— START Available data —

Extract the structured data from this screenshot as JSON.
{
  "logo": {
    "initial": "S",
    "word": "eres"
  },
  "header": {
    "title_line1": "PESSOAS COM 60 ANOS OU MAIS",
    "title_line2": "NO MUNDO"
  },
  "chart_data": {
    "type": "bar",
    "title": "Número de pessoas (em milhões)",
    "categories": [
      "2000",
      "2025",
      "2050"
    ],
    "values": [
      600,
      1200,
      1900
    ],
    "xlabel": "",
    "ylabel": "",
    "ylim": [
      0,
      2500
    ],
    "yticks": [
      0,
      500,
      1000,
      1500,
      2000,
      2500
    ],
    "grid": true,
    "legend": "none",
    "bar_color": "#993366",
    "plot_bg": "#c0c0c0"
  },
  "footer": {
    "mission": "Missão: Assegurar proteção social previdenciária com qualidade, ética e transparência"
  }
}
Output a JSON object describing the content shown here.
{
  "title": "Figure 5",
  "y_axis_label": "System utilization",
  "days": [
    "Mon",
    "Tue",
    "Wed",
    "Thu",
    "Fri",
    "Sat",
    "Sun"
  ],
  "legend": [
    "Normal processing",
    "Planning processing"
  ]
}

— END Available data —

** Exercise details **
Every line above should be printed again exactly as it stands.

** Full output **
Extract the structured data from this screenshot as JSON.
{
  "logo": {
    "initial": "S",
    "word": "eres"
  },
  "header": {
    "title_line1": "PESSOAS COM 60 ANOS OU MAIS",
    "title_line2": "NO MUNDO"
  },
  "chart_data": {
    "type": "bar",
    "title": "Número de pessoas (em milhões)",
    "categories": [
      "2000",
      "2025",
      "2050"
    ],
    "values": [
      600,
      1200,
      1900
    ],
    "xlabel": "",
    "ylabel": "",
    "ylim": [
      0,
      2500
    ],
    "yticks": [
      0,
      500,
      1000,
      1500,
      2000,
      2500
    ],
    "grid": true,
    "legend": "none",
    "bar_color": "#993366",
    "plot_bg": "#c0c0c0"
  },
  "footer": {
    "mission": "Missão: Assegurar proteção social previdenciária com qualidade, ética e transparência"
  }
}
Output a JSON object describing the content shown here.
{
  "title": "Figure 5",
  "y_axis_label": "System utilization",
  "days": [
    "Mon",
    "Tue",
    "Wed",
    "Thu",
    "Fri",
    "Sat",
    "Sun"
  ],
  "legend": [
    "Normal processing",
    "Planning processing"
  ]
}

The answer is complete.